* [Task details]:
Search the material for the word "casamento" and copy each line that holds it.

* [Saved entries]:
--

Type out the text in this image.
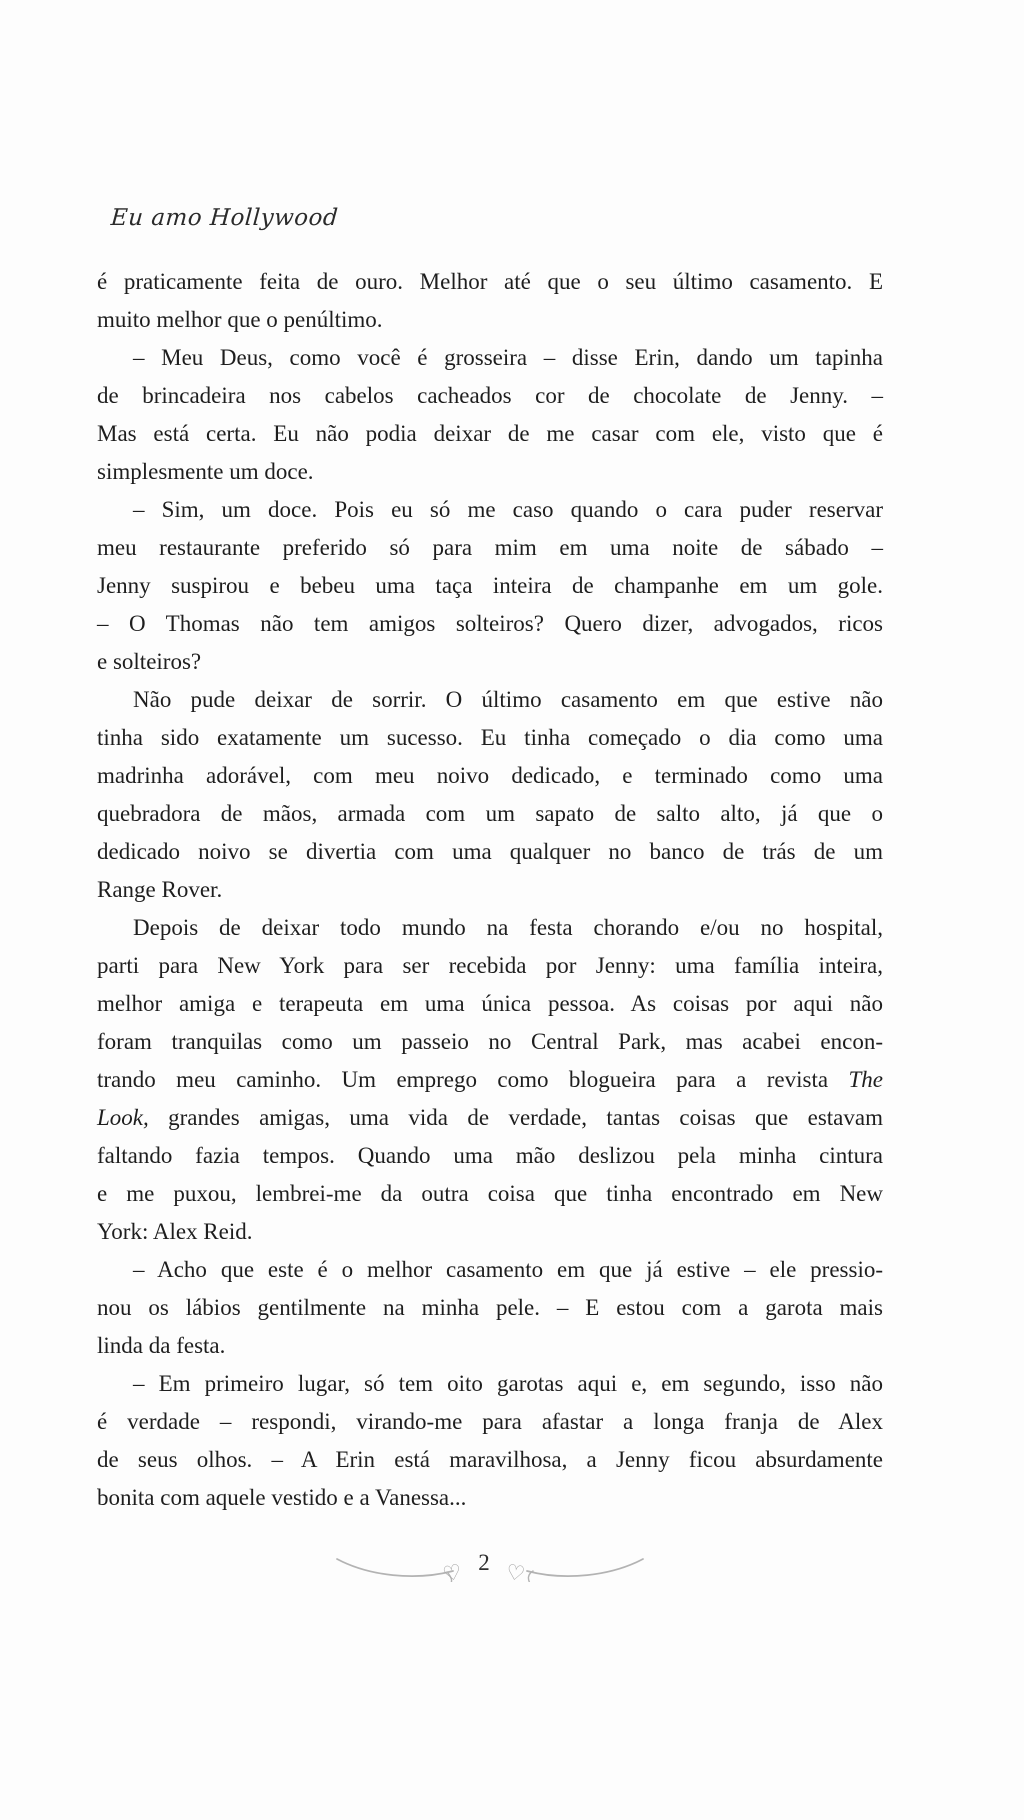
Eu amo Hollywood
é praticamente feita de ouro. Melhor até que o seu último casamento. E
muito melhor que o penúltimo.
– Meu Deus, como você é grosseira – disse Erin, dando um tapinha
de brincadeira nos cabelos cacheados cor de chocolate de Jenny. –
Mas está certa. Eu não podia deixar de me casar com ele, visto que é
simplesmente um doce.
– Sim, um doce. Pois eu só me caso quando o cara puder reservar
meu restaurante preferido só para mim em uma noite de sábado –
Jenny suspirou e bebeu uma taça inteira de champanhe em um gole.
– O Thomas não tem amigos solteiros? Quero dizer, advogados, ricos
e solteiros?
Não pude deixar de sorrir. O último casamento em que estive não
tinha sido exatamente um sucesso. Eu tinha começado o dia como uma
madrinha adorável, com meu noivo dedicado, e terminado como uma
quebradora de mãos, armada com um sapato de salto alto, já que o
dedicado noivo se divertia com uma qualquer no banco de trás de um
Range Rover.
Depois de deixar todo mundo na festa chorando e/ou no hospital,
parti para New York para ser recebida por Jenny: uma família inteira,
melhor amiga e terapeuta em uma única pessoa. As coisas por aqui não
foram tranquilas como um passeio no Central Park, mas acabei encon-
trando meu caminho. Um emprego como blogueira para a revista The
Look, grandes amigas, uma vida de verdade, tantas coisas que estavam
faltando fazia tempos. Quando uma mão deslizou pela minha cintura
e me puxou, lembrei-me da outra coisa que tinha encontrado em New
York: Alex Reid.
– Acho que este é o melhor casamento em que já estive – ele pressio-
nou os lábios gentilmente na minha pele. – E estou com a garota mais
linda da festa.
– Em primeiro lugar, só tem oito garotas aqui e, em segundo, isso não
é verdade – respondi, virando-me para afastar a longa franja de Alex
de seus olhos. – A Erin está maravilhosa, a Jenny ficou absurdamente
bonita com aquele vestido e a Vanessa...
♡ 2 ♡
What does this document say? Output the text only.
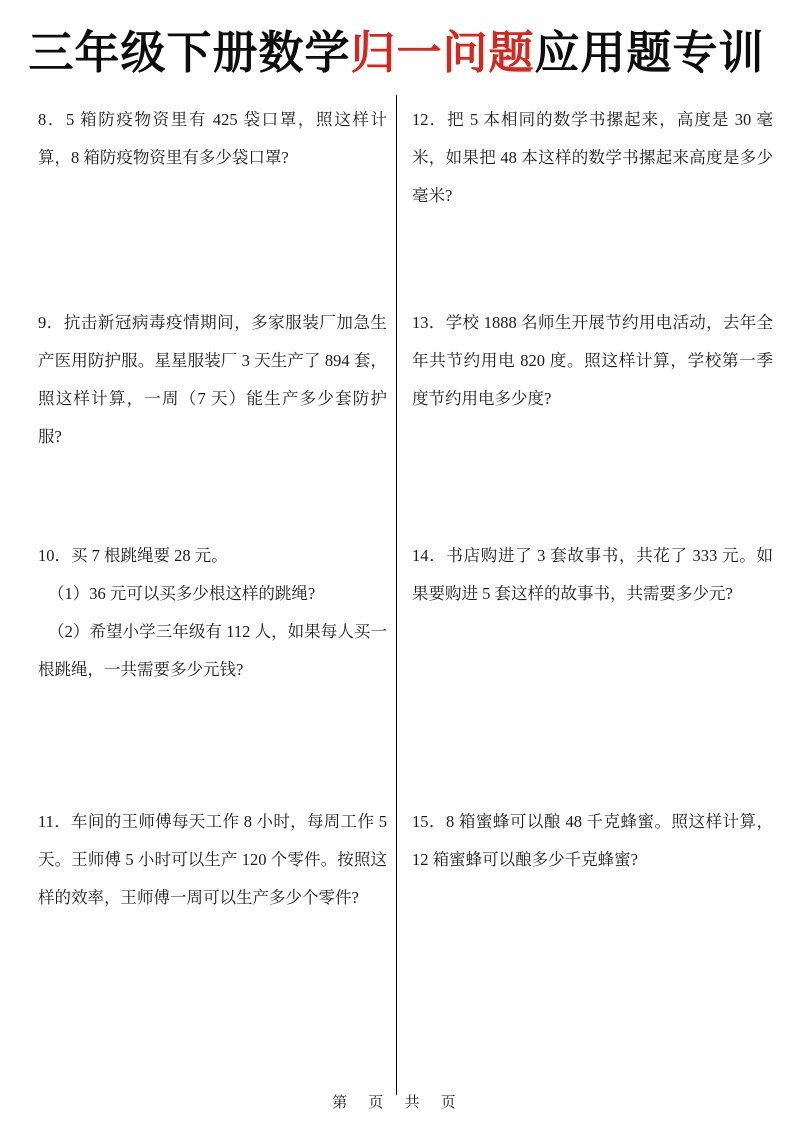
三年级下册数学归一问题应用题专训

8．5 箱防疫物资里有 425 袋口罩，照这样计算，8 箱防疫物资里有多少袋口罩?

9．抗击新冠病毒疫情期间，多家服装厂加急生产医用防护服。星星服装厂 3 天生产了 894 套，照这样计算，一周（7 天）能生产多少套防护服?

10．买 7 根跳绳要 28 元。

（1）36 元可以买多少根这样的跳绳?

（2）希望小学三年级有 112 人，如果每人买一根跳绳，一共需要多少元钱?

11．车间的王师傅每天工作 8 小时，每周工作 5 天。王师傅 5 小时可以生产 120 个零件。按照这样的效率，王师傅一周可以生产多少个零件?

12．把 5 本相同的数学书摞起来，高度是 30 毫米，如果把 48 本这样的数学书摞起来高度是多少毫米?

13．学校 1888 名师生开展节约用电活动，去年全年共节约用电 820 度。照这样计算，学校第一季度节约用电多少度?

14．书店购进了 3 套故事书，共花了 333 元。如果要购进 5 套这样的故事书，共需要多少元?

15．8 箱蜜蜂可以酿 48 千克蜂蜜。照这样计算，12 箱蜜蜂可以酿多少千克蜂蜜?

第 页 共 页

--

* [Task response]:
é praticamente feita de ouro. Melhor até que o seu último casamento. E
Não pude deixar de sorrir. O último casamento em que estive não
– Acho que este é o melhor casamento em que já estive – ele pressio-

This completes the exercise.